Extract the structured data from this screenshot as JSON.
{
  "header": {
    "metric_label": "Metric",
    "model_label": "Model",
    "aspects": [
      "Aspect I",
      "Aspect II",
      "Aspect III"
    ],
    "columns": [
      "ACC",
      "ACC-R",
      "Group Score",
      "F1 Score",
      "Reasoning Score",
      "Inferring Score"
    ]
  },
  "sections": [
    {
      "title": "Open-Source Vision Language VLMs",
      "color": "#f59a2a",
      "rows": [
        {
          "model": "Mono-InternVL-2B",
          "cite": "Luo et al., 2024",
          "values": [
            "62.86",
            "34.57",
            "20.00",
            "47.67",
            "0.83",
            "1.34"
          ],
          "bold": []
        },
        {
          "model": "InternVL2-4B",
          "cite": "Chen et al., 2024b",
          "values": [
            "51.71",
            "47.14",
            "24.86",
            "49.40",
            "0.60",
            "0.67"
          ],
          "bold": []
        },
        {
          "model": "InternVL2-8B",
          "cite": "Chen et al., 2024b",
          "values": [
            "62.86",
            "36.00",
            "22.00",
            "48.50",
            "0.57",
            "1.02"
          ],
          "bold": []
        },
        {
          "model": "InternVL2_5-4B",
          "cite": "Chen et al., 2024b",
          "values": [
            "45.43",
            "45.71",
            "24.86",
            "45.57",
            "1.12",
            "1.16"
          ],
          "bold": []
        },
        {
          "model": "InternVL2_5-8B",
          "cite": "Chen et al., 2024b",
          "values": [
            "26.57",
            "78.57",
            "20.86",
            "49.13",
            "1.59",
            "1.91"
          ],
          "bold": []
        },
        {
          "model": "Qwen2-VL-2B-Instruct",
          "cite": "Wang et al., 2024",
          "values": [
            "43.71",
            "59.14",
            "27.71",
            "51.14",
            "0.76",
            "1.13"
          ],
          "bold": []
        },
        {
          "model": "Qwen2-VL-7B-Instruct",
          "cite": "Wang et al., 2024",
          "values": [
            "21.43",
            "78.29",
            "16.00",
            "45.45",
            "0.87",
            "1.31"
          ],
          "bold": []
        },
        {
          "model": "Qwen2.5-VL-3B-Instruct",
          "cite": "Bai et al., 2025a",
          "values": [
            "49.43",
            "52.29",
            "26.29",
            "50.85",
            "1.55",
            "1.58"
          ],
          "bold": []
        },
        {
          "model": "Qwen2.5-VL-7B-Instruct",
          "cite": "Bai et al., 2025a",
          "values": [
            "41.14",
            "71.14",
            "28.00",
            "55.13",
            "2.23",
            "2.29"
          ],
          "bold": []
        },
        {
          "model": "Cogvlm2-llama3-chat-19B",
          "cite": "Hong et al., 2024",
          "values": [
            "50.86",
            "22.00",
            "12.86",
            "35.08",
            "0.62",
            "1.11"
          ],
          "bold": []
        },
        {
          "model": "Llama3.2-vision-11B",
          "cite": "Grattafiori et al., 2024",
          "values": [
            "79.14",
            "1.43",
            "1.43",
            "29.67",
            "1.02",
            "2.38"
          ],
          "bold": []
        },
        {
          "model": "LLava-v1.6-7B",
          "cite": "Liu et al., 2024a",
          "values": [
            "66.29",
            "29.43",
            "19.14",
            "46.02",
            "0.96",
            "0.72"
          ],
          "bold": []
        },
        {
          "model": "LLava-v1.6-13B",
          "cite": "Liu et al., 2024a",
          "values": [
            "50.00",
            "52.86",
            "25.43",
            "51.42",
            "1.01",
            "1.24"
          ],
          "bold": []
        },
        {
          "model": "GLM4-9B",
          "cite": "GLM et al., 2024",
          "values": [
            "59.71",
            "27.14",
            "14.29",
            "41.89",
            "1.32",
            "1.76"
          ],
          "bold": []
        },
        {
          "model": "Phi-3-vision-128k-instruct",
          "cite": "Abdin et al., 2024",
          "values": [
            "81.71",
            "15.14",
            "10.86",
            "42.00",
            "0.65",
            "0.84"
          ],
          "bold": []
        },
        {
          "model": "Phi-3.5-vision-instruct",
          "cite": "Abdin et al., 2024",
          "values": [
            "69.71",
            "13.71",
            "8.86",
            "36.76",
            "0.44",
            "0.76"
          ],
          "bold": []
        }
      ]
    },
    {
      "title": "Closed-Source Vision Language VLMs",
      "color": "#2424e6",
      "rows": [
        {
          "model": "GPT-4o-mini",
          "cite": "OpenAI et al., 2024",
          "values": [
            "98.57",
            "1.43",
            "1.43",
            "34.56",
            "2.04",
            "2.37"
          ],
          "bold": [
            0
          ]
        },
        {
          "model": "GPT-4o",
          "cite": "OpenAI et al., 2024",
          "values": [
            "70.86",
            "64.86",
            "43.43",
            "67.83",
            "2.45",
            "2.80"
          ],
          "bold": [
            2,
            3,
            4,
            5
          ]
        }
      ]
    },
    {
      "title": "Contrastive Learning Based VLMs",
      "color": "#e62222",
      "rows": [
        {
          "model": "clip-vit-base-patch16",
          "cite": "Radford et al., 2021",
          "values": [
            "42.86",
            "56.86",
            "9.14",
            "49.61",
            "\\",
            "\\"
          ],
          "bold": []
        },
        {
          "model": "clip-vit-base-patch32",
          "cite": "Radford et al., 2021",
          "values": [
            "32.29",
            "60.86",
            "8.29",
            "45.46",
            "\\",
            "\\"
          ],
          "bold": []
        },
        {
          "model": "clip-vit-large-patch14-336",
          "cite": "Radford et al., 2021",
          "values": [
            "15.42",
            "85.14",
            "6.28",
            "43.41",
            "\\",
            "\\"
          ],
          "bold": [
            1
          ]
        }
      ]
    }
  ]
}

___

**Given exercise:** Your answer should be a single number: the count of lines in the entries that contain the word "VLMs".

**Task output:** 3